(Extracted records)
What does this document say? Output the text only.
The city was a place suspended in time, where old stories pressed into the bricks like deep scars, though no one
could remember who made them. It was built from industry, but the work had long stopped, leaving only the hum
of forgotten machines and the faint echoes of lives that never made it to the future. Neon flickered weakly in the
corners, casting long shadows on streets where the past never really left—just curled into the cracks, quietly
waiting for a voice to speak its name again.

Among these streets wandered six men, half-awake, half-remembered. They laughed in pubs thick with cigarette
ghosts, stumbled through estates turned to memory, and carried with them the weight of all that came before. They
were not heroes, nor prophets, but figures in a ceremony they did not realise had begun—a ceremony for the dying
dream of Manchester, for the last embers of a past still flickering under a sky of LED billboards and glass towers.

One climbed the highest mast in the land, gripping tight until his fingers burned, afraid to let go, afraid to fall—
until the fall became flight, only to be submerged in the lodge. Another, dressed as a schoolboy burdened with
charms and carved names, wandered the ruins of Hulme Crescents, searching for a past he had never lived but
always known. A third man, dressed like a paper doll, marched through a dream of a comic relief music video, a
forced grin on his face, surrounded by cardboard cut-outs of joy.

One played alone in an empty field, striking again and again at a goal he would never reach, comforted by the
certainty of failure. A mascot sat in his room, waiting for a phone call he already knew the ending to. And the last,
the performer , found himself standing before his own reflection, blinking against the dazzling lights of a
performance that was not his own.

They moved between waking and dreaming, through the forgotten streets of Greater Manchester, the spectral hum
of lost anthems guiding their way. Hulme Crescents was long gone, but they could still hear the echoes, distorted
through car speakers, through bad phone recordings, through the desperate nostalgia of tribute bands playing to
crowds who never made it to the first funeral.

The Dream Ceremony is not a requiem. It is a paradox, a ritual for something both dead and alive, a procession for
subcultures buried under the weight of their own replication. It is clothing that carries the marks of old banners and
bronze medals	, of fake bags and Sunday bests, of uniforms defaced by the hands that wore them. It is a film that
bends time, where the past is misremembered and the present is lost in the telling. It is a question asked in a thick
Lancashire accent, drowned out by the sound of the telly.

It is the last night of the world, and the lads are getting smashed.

--- Task directions ---
The records above should be returned exactly.

--- The answer ---
What does this document say? Output the text only.
The city was a place suspended in time, where old stories pressed into the bricks like deep scars, though no one
could remember who made them. It was built from industry, but the work had long stopped, leaving only the hum
of forgotten machines and the faint echoes of lives that never made it to the future. Neon flickered weakly in the
corners, casting long shadows on streets where the past never really left—just curled into the cracks, quietly
waiting for a voice to speak its name again.

Among these streets wandered six men, half-awake, half-remembered. They laughed in pubs thick with cigarette
ghosts, stumbled through estates turned to memory, and carried with them the weight of all that came before. They
were not heroes, nor prophets, but figures in a ceremony they did not realise had begun—a ceremony for the dying
dream of Manchester, for the last embers of a past still flickering under a sky of LED billboards and glass towers.

One climbed the highest mast in the land, gripping tight until his fingers burned, afraid to let go, afraid to fall—
until the fall became flight, only to be submerged in the lodge. Another, dressed as a schoolboy burdened with
charms and carved names, wandered the ruins of Hulme Crescents, searching for a past he had never lived but
always known. A third man, dressed like a paper doll, marched through a dream of a comic relief music video, a
forced grin on his face, surrounded by cardboard cut-outs of joy.

One played alone in an empty field, striking again and again at a goal he would never reach, comforted by the
certainty of failure. A mascot sat in his room, waiting for a phone call he already knew the ending to. And the last,
the performer , found himself standing before his own reflection, blinking against the dazzling lights of a
performance that was not his own.

They moved between waking and dreaming, through the forgotten streets of Greater Manchester, the spectral hum
of lost anthems guiding their way. Hulme Crescents was long gone, but they could still hear the echoes, distorted
through car speakers, through bad phone recordings, through the desperate nostalgia of tribute bands playing to
crowds who never made it to the first funeral.

The Dream Ceremony is not a requiem. It is a paradox, a ritual for something both dead and alive, a procession for
subcultures buried under the weight of their own replication. It is clothing that carries the marks of old banners and
bronze medals	, of fake bags and Sunday bests, of uniforms defaced by the hands that wore them. It is a film that
bends time, where the past is misremembered and the present is lost in the telling. It is a question asked in a thick
Lancashire accent, drowned out by the sound of the telly.

It is the last night of the world, and the lads are getting smashed.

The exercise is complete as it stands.